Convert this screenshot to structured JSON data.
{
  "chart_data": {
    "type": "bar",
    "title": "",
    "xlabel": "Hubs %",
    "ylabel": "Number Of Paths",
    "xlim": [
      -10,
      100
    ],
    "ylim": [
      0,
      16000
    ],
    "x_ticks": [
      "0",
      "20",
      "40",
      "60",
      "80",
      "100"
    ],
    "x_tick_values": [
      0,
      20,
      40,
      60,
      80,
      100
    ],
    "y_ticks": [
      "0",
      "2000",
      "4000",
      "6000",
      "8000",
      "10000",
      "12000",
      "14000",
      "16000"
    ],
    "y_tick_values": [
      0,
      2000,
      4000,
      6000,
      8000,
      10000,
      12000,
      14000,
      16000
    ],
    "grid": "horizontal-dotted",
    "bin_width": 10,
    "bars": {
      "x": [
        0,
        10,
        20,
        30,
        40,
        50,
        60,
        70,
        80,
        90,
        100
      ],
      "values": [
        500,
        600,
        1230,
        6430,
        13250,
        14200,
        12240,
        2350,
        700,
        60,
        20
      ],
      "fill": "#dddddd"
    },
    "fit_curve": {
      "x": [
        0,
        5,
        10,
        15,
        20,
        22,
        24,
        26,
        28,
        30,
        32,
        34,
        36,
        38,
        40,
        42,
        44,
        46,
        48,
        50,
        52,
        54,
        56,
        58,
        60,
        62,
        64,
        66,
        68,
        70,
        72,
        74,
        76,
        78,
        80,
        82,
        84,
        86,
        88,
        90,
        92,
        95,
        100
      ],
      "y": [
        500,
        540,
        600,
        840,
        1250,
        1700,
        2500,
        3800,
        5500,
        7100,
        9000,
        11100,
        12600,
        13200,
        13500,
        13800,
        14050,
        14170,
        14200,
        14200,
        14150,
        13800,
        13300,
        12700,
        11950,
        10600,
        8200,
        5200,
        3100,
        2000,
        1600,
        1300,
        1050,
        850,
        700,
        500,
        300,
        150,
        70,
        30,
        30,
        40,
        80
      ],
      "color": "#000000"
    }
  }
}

> _Task statement_: Reproduce the full listing exactly.

> _Solution below_:
Convert this screenshot to structured JSON data.
{
  "chart_data": {
    "type": "bar",
    "title": "",
    "xlabel": "Hubs %",
    "ylabel": "Number Of Paths",
    "xlim": [
      -10,
      100
    ],
    "ylim": [
      0,
      16000
    ],
    "x_ticks": [
      "0",
      "20",
      "40",
      "60",
      "80",
      "100"
    ],
    "x_tick_values": [
      0,
      20,
      40,
      60,
      80,
      100
    ],
    "y_ticks": [
      "0",
      "2000",
      "4000",
      "6000",
      "8000",
      "10000",
      "12000",
      "14000",
      "16000"
    ],
    "y_tick_values": [
      0,
      2000,
      4000,
      6000,
      8000,
      10000,
      12000,
      14000,
      16000
    ],
    "grid": "horizontal-dotted",
    "bin_width": 10,
    "bars": {
      "x": [
        0,
        10,
        20,
        30,
        40,
        50,
        60,
        70,
        80,
        90,
        100
      ],
      "values": [
        500,
        600,
        1230,
        6430,
        13250,
        14200,
        12240,
        2350,
        700,
        60,
        20
      ],
      "fill": "#dddddd"
    },
    "fit_curve": {
      "x": [
        0,
        5,
        10,
        15,
        20,
        22,
        24,
        26,
        28,
        30,
        32,
        34,
        36,
        38,
        40,
        42,
        44,
        46,
        48,
        50,
        52,
        54,
        56,
        58,
        60,
        62,
        64,
        66,
        68,
        70,
        72,
        74,
        76,
        78,
        80,
        82,
        84,
        86,
        88,
        90,
        92,
        95,
        100
      ],
      "y": [
        500,
        540,
        600,
        840,
        1250,
        1700,
        2500,
        3800,
        5500,
        7100,
        9000,
        11100,
        12600,
        13200,
        13500,
        13800,
        14050,
        14170,
        14200,
        14200,
        14150,
        13800,
        13300,
        12700,
        11950,
        10600,
        8200,
        5200,
        3100,
        2000,
        1600,
        1300,
        1050,
        850,
        700,
        500,
        300,
        150,
        70,
        30,
        30,
        40,
        80
      ],
      "color": "#000000"
    }
  }
}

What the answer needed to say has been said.